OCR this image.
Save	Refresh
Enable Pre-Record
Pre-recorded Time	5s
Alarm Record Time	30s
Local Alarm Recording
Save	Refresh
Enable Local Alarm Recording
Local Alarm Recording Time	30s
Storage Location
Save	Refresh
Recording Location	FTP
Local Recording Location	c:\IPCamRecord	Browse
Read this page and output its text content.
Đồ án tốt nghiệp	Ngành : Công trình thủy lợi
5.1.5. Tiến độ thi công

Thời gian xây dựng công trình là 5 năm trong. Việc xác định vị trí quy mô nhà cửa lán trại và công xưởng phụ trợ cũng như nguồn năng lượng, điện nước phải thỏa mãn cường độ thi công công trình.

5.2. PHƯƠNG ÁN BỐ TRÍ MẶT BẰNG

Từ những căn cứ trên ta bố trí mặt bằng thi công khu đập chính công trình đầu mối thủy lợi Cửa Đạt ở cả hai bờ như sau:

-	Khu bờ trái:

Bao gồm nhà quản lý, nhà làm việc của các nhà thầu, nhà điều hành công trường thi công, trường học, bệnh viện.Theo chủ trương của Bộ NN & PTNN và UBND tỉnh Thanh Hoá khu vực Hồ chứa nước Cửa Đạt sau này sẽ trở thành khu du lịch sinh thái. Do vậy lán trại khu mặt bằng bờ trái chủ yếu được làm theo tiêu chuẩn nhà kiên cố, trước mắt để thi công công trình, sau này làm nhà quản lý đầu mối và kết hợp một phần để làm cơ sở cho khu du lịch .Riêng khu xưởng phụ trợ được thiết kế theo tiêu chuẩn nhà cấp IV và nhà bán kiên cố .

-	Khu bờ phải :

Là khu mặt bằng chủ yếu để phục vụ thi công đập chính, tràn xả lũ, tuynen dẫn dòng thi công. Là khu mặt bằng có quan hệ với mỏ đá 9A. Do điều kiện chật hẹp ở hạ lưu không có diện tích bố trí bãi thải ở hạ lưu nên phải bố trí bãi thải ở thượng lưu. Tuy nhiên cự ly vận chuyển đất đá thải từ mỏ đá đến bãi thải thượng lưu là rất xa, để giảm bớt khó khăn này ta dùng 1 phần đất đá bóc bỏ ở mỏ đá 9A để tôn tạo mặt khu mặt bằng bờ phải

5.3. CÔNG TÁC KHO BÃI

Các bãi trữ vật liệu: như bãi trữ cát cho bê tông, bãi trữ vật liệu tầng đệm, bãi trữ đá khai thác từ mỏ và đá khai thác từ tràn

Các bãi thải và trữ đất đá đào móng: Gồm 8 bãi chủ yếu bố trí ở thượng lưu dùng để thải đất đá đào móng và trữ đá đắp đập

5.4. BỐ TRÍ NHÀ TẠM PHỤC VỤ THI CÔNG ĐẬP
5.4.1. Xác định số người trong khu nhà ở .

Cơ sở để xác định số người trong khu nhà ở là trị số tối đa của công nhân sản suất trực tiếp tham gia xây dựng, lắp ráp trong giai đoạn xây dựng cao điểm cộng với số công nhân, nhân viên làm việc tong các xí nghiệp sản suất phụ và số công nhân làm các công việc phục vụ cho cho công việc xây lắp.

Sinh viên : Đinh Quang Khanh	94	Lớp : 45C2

_What the task asks_. Identify each line containing the string "this" and copy it out.

_Answer for the task_.
OCR this image.
Read this page and output its text content.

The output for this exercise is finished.